Information shown:
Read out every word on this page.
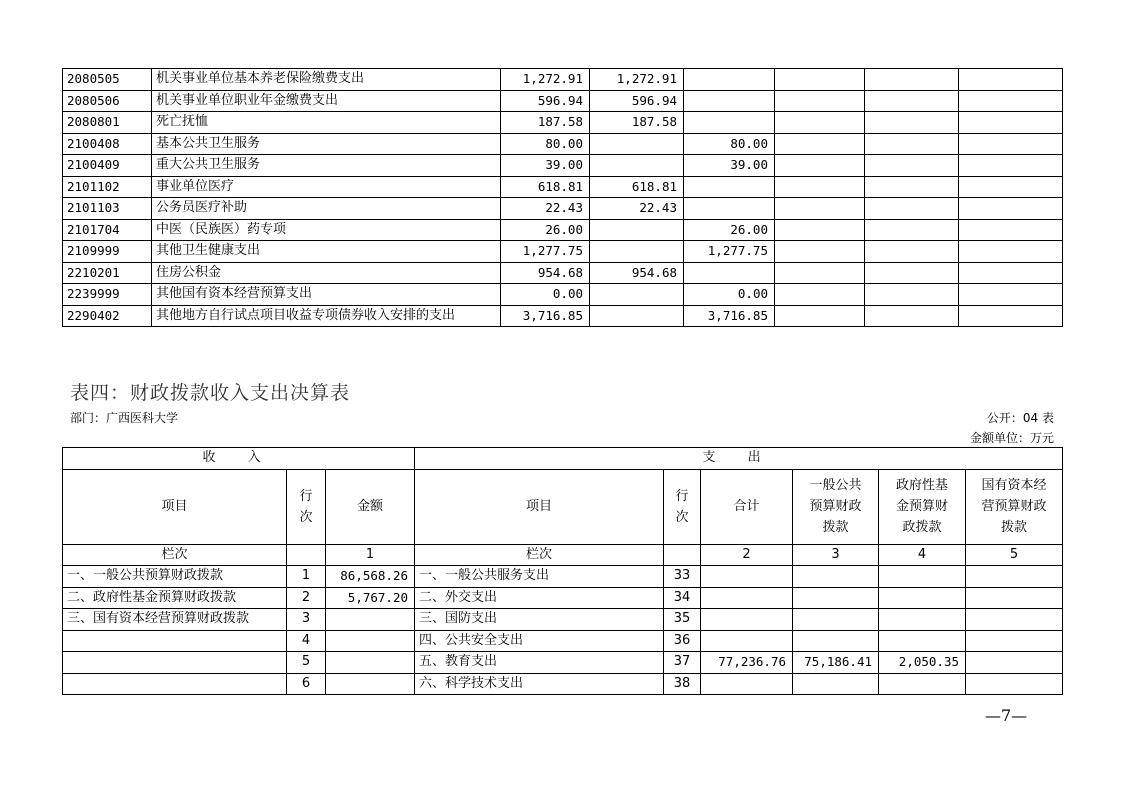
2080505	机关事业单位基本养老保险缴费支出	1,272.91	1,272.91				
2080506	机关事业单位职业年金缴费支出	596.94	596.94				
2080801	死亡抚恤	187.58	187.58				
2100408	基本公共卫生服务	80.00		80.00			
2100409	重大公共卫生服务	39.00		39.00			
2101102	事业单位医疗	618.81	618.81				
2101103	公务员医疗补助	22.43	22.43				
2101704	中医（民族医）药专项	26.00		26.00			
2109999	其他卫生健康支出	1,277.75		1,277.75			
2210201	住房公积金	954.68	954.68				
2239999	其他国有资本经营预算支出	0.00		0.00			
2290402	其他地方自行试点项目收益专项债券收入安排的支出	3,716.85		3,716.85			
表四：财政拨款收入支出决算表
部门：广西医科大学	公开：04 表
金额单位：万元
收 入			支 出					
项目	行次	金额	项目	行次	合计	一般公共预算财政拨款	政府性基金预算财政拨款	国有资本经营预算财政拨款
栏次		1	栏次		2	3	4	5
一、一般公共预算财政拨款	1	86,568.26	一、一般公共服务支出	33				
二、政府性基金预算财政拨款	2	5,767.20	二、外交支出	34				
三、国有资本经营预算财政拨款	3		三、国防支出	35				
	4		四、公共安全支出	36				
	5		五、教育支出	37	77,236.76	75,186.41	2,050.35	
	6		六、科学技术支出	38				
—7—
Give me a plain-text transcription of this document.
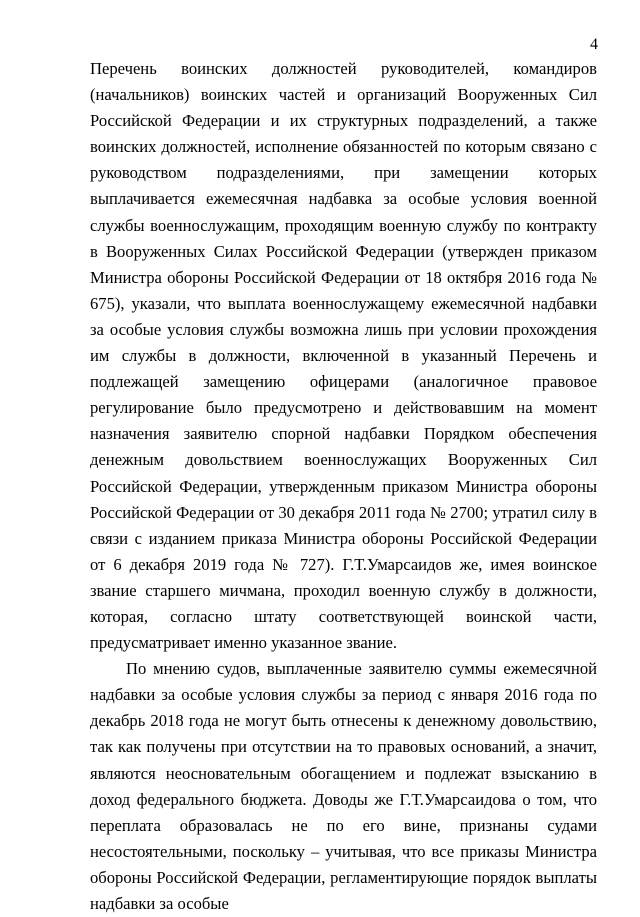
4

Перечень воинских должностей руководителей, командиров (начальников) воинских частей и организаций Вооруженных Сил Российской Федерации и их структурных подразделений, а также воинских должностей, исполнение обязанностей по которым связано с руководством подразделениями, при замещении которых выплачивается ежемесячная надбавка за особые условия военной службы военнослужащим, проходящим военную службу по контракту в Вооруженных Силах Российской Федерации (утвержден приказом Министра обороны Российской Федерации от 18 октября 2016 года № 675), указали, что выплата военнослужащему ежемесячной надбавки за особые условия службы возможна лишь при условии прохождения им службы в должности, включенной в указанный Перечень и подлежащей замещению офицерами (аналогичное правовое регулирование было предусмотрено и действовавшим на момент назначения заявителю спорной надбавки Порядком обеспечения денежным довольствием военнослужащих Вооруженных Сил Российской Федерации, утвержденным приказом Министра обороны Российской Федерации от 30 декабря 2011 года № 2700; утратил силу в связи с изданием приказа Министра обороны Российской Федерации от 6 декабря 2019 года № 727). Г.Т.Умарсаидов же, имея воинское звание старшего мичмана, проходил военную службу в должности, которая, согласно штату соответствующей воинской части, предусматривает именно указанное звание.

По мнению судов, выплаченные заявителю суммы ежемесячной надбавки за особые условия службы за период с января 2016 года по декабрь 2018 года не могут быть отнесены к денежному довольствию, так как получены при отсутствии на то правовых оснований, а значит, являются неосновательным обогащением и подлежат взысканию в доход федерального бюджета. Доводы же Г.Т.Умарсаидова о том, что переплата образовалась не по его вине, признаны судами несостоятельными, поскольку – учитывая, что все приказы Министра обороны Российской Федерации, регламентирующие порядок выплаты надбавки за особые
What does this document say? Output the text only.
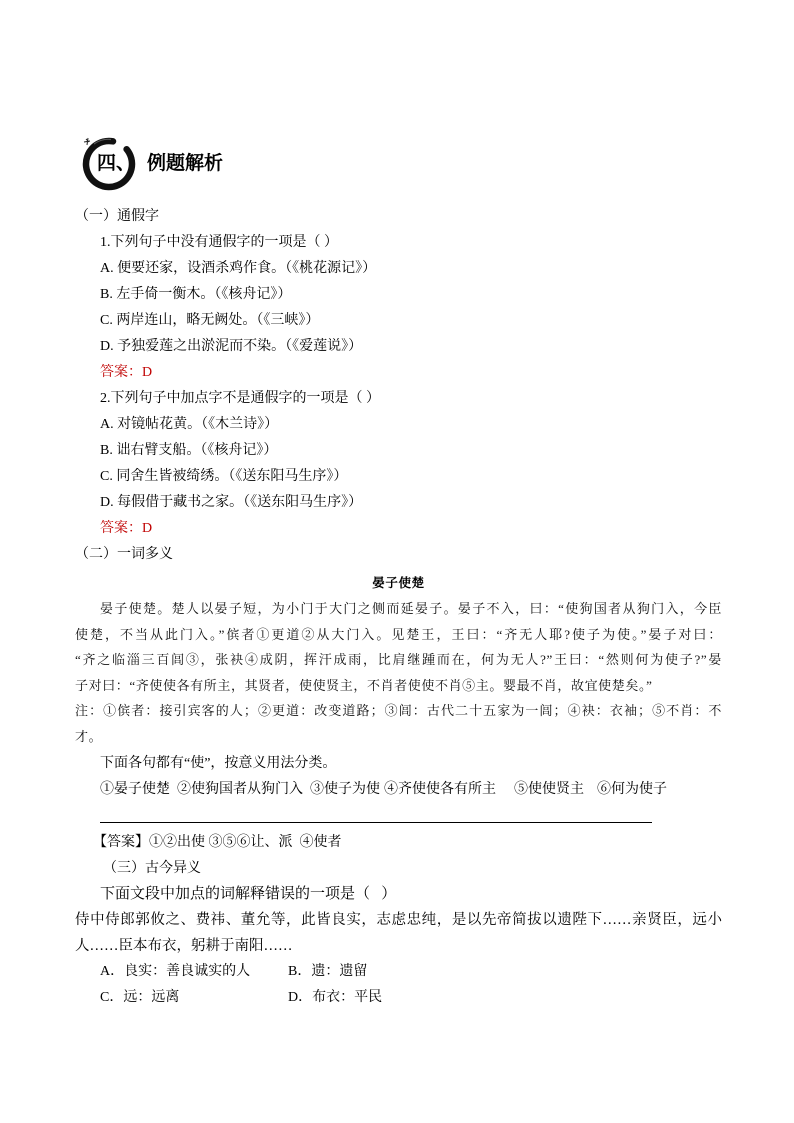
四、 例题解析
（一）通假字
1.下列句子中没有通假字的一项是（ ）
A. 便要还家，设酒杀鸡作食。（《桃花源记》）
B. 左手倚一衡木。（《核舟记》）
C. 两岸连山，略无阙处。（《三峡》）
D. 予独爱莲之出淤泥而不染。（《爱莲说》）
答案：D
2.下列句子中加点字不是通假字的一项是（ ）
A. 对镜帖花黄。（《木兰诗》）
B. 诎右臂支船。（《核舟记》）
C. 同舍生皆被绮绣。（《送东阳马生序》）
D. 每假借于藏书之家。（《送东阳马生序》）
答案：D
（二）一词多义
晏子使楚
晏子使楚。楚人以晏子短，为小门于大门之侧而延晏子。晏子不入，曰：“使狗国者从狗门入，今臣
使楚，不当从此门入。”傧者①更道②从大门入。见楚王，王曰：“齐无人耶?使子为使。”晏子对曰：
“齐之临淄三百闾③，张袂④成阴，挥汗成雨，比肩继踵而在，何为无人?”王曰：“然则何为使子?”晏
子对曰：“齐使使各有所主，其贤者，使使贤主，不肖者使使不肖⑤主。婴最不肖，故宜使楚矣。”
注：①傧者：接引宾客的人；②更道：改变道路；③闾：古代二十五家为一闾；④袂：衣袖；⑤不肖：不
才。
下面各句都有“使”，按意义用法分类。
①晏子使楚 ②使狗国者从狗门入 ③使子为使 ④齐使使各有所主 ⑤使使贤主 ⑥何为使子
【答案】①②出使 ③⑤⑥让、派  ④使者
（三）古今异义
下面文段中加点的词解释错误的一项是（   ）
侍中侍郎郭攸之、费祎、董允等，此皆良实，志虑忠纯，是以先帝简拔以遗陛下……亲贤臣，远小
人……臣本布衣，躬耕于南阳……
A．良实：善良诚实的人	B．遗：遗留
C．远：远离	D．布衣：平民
--
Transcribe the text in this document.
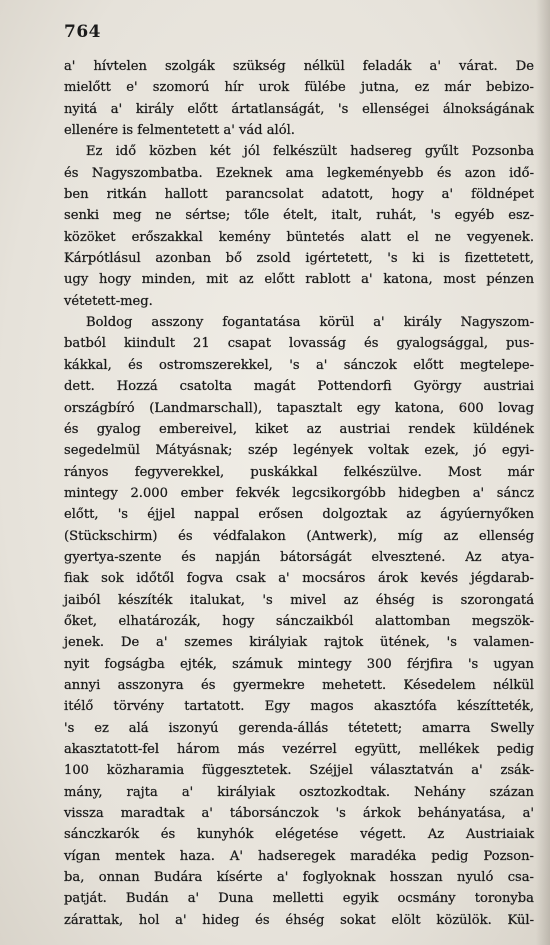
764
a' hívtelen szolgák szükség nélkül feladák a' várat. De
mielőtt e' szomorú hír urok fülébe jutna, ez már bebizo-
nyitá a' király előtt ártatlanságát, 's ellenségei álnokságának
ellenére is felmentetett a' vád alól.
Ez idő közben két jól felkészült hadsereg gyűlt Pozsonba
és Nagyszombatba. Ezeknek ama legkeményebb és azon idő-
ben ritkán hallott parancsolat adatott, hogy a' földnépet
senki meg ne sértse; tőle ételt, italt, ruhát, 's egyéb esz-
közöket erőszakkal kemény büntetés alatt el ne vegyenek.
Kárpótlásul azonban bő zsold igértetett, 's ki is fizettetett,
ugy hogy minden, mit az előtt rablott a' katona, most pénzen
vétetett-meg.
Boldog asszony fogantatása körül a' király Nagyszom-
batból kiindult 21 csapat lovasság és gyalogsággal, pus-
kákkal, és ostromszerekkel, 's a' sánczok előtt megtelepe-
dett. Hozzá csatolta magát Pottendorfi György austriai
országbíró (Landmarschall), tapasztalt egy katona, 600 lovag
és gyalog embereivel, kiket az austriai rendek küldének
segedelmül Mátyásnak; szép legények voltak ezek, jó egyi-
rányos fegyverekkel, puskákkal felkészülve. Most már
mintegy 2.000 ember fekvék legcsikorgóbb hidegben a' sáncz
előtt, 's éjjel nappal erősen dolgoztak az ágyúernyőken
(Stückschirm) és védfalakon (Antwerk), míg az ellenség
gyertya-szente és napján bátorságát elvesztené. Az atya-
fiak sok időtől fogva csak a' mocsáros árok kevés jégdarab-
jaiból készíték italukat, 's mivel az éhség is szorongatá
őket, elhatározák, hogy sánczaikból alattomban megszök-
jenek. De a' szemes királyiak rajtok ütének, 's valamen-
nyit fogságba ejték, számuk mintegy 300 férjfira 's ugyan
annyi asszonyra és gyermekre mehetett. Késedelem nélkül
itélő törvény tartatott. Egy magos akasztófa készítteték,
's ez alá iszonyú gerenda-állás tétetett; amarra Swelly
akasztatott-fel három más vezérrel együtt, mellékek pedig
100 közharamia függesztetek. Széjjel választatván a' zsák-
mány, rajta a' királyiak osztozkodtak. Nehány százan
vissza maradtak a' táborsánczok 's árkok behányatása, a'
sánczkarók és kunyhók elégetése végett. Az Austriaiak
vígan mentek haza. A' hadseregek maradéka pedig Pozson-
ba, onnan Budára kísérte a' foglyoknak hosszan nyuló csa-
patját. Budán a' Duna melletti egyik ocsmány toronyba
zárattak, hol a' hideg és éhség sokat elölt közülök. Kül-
---
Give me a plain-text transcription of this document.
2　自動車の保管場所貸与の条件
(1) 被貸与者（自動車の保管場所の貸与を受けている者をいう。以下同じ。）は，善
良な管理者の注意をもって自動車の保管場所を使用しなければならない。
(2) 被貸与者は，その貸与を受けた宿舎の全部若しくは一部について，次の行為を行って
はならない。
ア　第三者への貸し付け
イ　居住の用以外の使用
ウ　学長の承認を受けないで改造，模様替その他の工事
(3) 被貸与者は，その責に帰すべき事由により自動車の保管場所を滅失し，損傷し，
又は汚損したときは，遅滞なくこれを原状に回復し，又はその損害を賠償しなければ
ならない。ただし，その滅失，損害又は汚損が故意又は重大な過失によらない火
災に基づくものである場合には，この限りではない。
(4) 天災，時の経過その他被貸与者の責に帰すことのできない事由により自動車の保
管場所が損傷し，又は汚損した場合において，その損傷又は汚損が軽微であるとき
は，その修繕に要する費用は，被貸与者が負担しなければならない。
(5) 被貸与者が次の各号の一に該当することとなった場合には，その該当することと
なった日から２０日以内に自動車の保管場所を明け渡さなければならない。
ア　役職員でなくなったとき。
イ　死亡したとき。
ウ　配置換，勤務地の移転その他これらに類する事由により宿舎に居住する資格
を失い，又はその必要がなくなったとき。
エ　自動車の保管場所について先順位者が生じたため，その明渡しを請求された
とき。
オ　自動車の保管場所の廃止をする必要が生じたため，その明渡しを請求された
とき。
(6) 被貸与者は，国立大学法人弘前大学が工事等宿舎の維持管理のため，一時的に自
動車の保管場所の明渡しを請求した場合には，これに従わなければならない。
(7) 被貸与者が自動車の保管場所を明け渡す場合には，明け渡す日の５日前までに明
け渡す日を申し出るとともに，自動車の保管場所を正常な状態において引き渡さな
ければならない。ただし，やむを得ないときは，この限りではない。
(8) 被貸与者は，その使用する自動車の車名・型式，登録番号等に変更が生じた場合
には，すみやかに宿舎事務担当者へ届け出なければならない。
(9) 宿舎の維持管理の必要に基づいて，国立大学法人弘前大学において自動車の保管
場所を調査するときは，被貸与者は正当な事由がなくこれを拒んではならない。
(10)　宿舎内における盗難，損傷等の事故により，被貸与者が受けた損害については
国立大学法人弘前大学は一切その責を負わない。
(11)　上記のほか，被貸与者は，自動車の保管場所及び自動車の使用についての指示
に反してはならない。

Task to carry out: Find the lines that include the string "text", then copy each of them.

Exercise solution:
Give me a plain-text transcription of this document.
What does this document say? Output the text only.
Transcribe the text in this document.
Give me a plain-text transcription of this document.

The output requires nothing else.